Data items
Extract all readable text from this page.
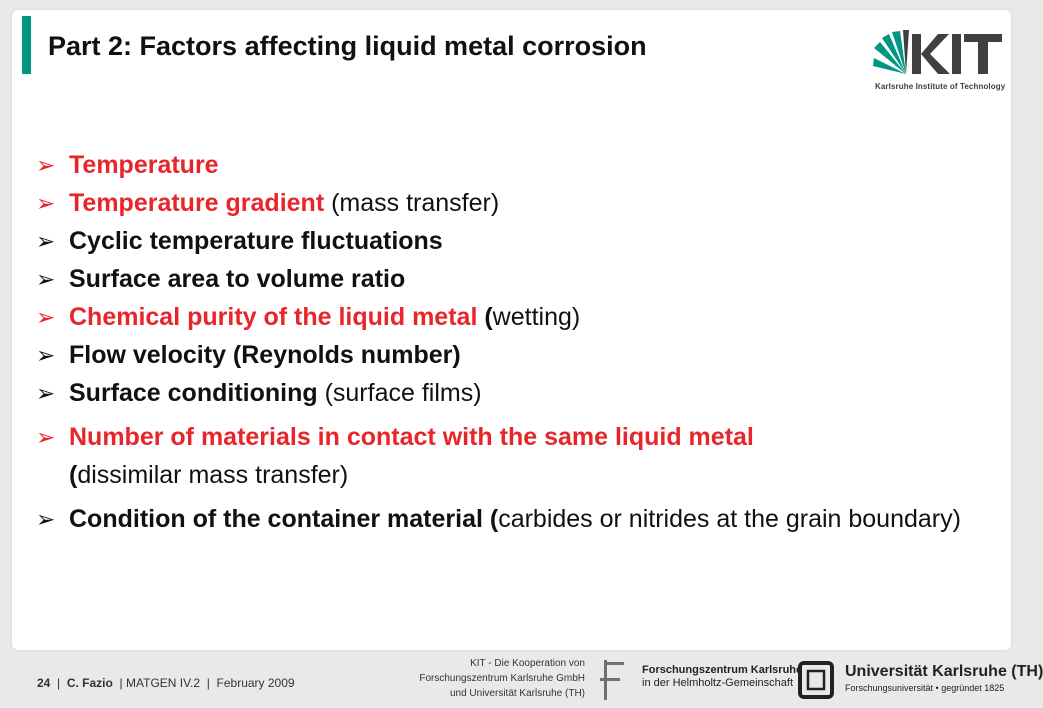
Part 2: Factors affecting liquid metal corrosion
Karlsruhe Institute of Technology
➢ Temperature
➢ Temperature gradient (mass transfer)
➢ Cyclic temperature fluctuations
➢ Surface area to volume ratio
➢ Chemical purity of the liquid metal (wetting)
➢ Flow velocity (Reynolds number)
➢ Surface conditioning (surface films)
➢ Number of materials in contact with the same liquid metal
(dissimilar mass transfer)
➢ Condition of the container material (carbides or nitrides at the grain boundary)
24  |  C. Fazio  | MATGEN IV.2  |  February 2009
KIT - Die Kooperation von
Forschungszentrum Karlsruhe GmbH
und Universität Karlsruhe (TH)
Forschungszentrum Karlsruhe
in der Helmholtz-Gemeinschaft
Universität Karlsruhe (TH)
Forschungsuniversität • gegründet 1825
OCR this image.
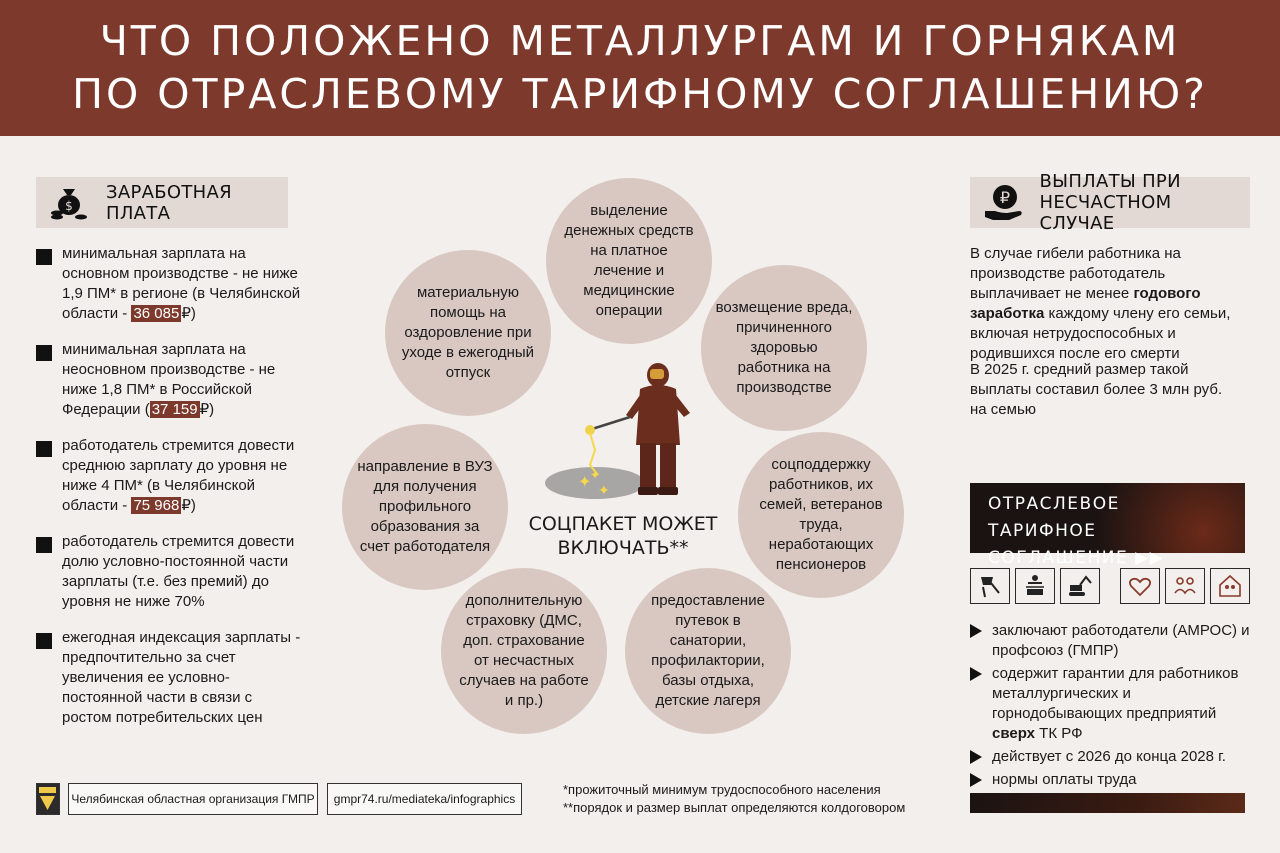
ЧТО ПОЛОЖЕНО МЕТАЛЛУРГАМ И ГОРНЯКАМ
ПО ОТРАСЛЕВОМУ ТАРИФНОМУ СОГЛАШЕНИЮ?
$
ЗАРАБОТНАЯ
ПЛАТА
минимальная зарплата на основном производстве - не ниже 1,9 ПМ* в регионе (в Челябинской области - 36 085 ₽)
минимальная зарплата на неосновном производстве - не ниже 1,8 ПМ* в Российской Федерации ( 37 159 ₽)
работодатель стремится довести среднюю зарплату до уровня не ниже 4 ПМ* (в Челябинской области - 75 968 ₽)
работодатель стремится довести долю условно-постоянной части зарплаты (т.е. без премий) до уровня не ниже 70%
ежегодная индексация зарплаты - предпочтительно за счет увеличения ее условно-постоянной части в связи с ростом потребительских цен
выделение денежных средств на платное лечение и медицинские операции	возмещение вреда, причиненного здоровью работника на производстве
соцподдержку работников, их семей, ветеранов труда, неработающих пенсионеров
предоставление путевок в санатории, профилактории, базы отдыха, детские лагеря
дополнительную страховку (ДМС, доп. страхование от несчастных случаев на работе и пр.)
направление в ВУЗ для получения профильного образования за счет работодателя
материальную помощь на оздоровление при уходе в ежегодный отпуск
✦ ✦
✦
СОЦПАКЕТ МОЖЕТ
ВКЛЮЧАТЬ**
₽
ВЫПЛАТЫ ПРИ
НЕСЧАСТНОМ СЛУЧАЕ
В случае гибели работника на производстве работодатель выплачивает не менее годового заработка каждому члену его семьи, включая нетрудоспособных и родившихся после его смерти
В 2025 г. средний размер такой выплаты составил более 3 млн руб. на семью
ОТРАСЛЕВОЕ ТАРИФНОЕ
СОГЛАШЕНИЕ ▶▶
заключают работодатели (АМРОС) и профсоюз (ГМПР)
содержит гарантии для работников металлургических и горнодобывающих предприятий сверх ТК РФ
действует с 2026 до конца 2028 г.
нормы оплаты труда
Челябинская областная организация ГМПР	gmpr74.ru/mediateka/infographics
*прожиточный минимум трудоспособного населения
**порядок и размер выплат определяются колдоговором
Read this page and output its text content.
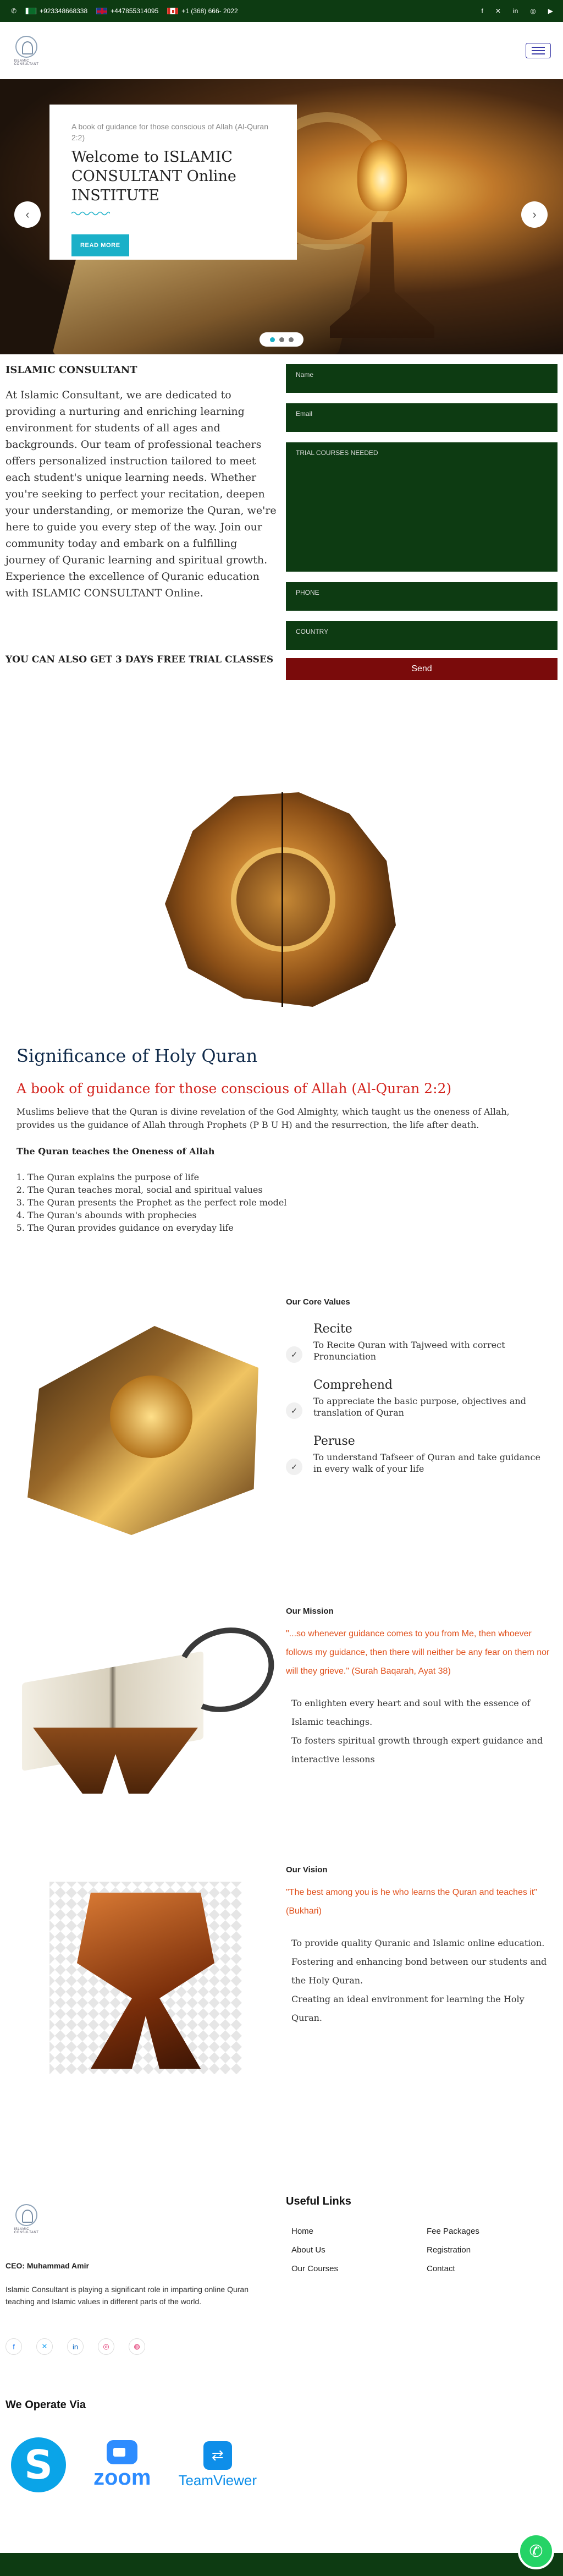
✆	+923348668338	+447855314095	+1 (368) 666- 2022	f ✕ in ◎ ▶
ISLAMIC CONSULTANT
A book of guidance for those conscious of Allah (Al-Quran 2:2)
Welcome to ISLAMIC CONSULTANT Online INSTITUTE
READ MORE
‹	›
ISLAMIC CONSULTANT

At Islamic Consultant, we are dedicated to providing a nurturing and enriching learning environment for students of all ages and backgrounds. Our team of professional teachers offers personalized instruction tailored to meet each student's unique learning needs. Whether you're seeking to perfect your recitation, deepen your understanding, or memorize the Quran, we're here to guide you every step of the way. Join our community today and embark on a fulfilling journey of Quranic learning and spiritual growth. Experience the excellence of Quranic education with ISLAMIC CONSULTANT Online.

YOU CAN ALSO GET 3 DAYS FREE TRIAL CLASSES
Name
Email
TRIAL COURSES NEEDED
PHONE
COUNTRY
Send
Significance of Holy Quran
A book of guidance for those conscious of Allah (Al-Quran 2:2)

Muslims believe that the Quran is divine revelation of the God Almighty, which taught us the oneness of Allah, provides us the guidance of Allah through Prophets (P B U H) and the resurrection, the life after death.

The Quran teaches the Oneness of Allah
1. The Quran explains the purpose of life
2. The Quran teaches moral, social and spiritual values
3. The Quran presents the Prophet as the perfect role model
4. The Quran's abounds with prophecies
5. The Quran provides guidance on everyday life
Our Core Values
✓
Recite
To Recite Quran with Tajweed with correct Pronunciation
✓
Comprehend
To appreciate the basic purpose, objectives and translation of Quran
✓
Peruse
To understand Tafseer of Quran and take guidance in every walk of your life
Our Mission
"...so whenever guidance comes to you from Me, then whoever follows my guidance, then there will neither be any fear on them nor will they grieve." (Surah Baqarah, Ayat 38)
To enlighten every heart and soul with the essence of Islamic teachings.
To fosters spiritual growth through expert guidance and interactive lessons
Our Vision
"The best among you is he who learns the Quran and teaches it" (Bukhari)
To provide quality Quranic and Islamic online education.
Fostering and enhancing bond between our students and the Holy Quran.
Creating an ideal environment for learning the Holy Quran.
ISLAMIC CONSULTANT
CEO: Muhammad Amir
Islamic Consultant is playing a significant role in imparting online Quran teaching and Islamic values in different parts of the world.
f	✕	in	◎	◍
Useful Links
Home	Fee Packages
About Us	Registration
Our Courses	Contact
We Operate Via
S	zoom
⇄
TeamViewer
✆
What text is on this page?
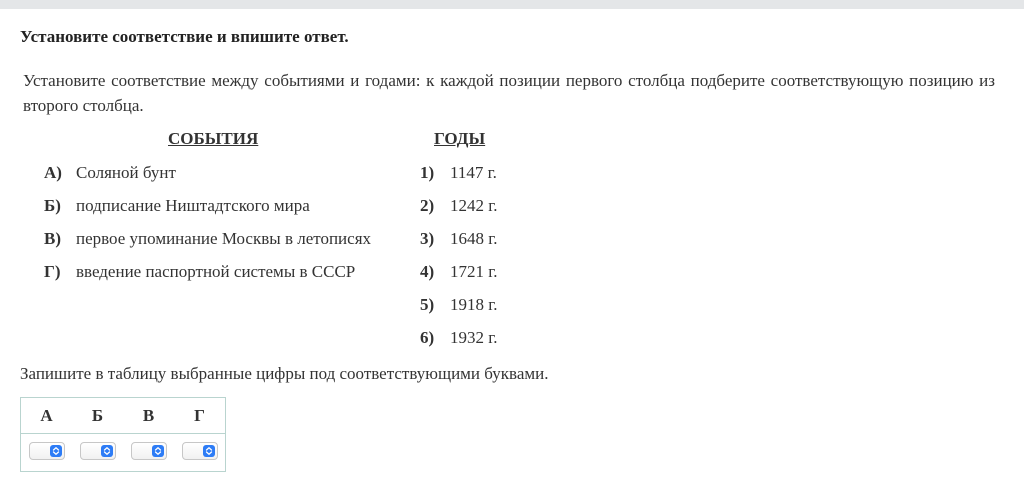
Установите соответствие и впишите ответ.
Установите соответствие между событиями и годами: к каждой позиции первого столбца подберите соответствующую позицию из второго столбца.
СОБЫТИЯ	ГОДЫ
А) Соляной бунт
Б) подписание Ништадтского мира
В) первое упоминание Москвы в летописях
Г) введение паспортной системы в СССР
1) 1147 г.
2) 1242 г.
3) 1648 г.
4) 1721 г.
5) 1918 г.
6) 1932 г.
Запишите в таблицу выбранные цифры под соответствующими буквами.
А	Б	В	Г
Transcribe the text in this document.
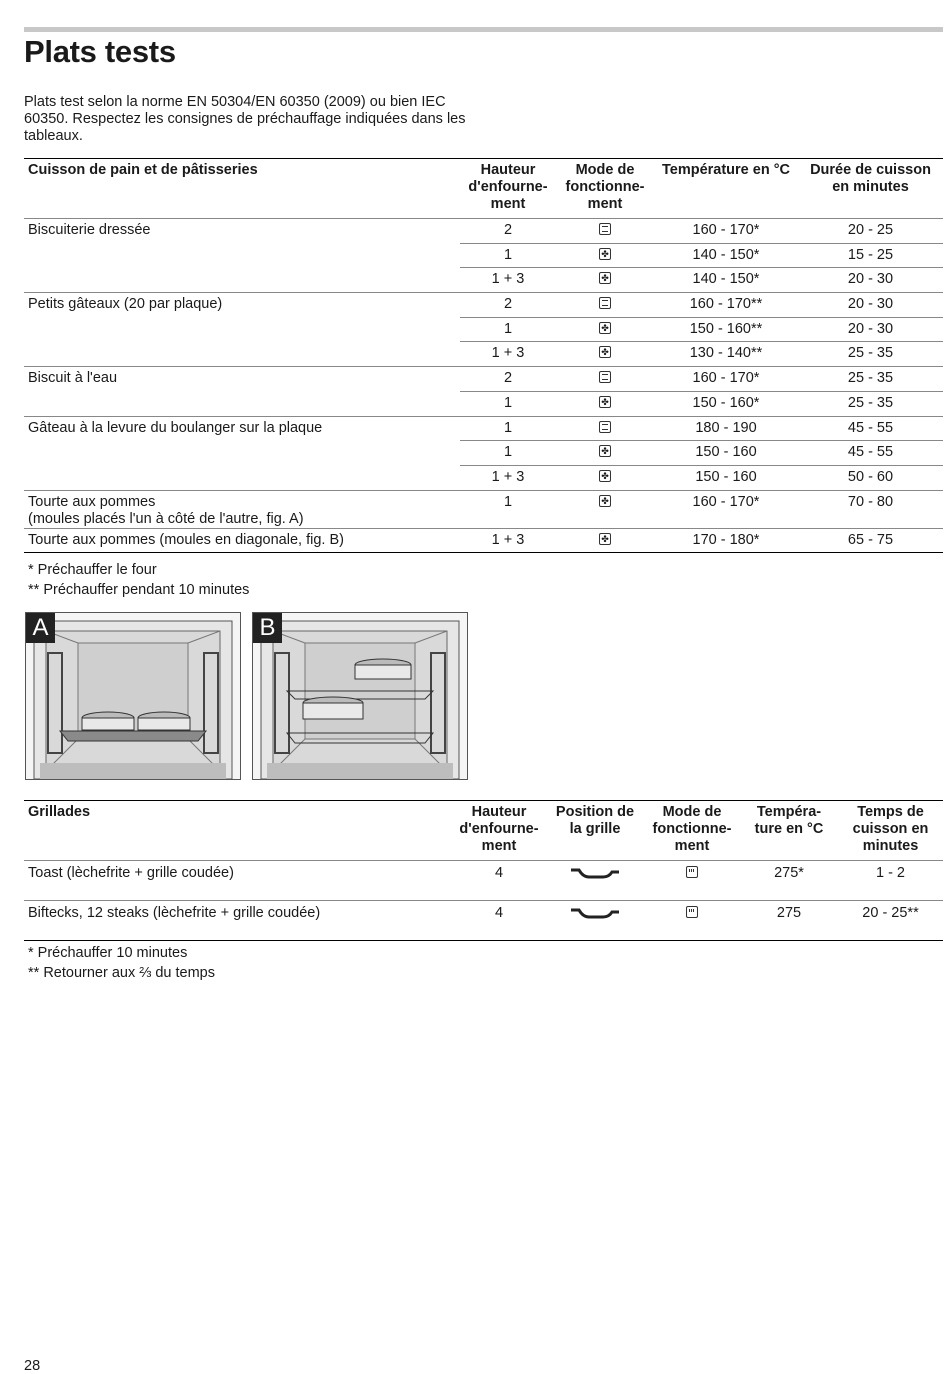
Plats tests

Plats test selon la norme EN 50304/EN 60350 (2009) ou bien IEC 60350. Respectez les consignes de préchauffage indiquées dans les tableaux.

Cuisson de pain et de pâtisseries	Hauteur d'enfourne-ment	Mode de fonctionne-ment	Température en °C	Durée de cuisson en minutes

Biscuiterie dressée	2		160 - 170*	20 - 25
	1	✤	140 - 150*	15 - 25
	1 + 3	✤	140 - 150*	20 - 30

Petits gâteaux (20 par plaque)	2		160 - 170**	20 - 30
	1	✤	150 - 160**	20 - 30
	1 + 3	✤	130 - 140**	25 - 35

Biscuit à l'eau	2		160 - 170*	25 - 35
	1	✤	150 - 160*	25 - 35

Gâteau à la levure du boulanger sur la plaque	1		180 - 190	45 - 55
	1	✤	150 - 160	45 - 55
	1 + 3	✤	150 - 160	50 - 60

Tourte aux pommes
(moules placés l'un à côté de l'autre, fig. A)	1	✤	160 - 170*	70 - 80

Tourte aux pommes (moules en diagonale, fig. B)	1 + 3	✤	170 - 180*	65 - 75

* Préchauffer le four

** Préchauffer pendant 10 minutes

A	B
Grillades	Hauteur d'enfourne-ment	Position de la grille	Mode de fonctionne-ment	Tempéra-ture en °C	Temps de cuisson en minutes
Toast (lèchefrite + grille coudée)	4			275*	1 - 2
Biftecks, 12 steaks (lèchefrite + grille coudée)	4			275	20 - 25**

* Préchauffer 10 minutes

** Retourner aux ⅔ du temps

28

*Written exercise:*
Identify all lines where the word "metal" shows up. Copy them.

*Written reply:*
Part 2: Factors affecting liquid metal corrosion
➢ Chemical purity of the liquid metal (wetting)
➢ Number of materials in contact with the same liquid metal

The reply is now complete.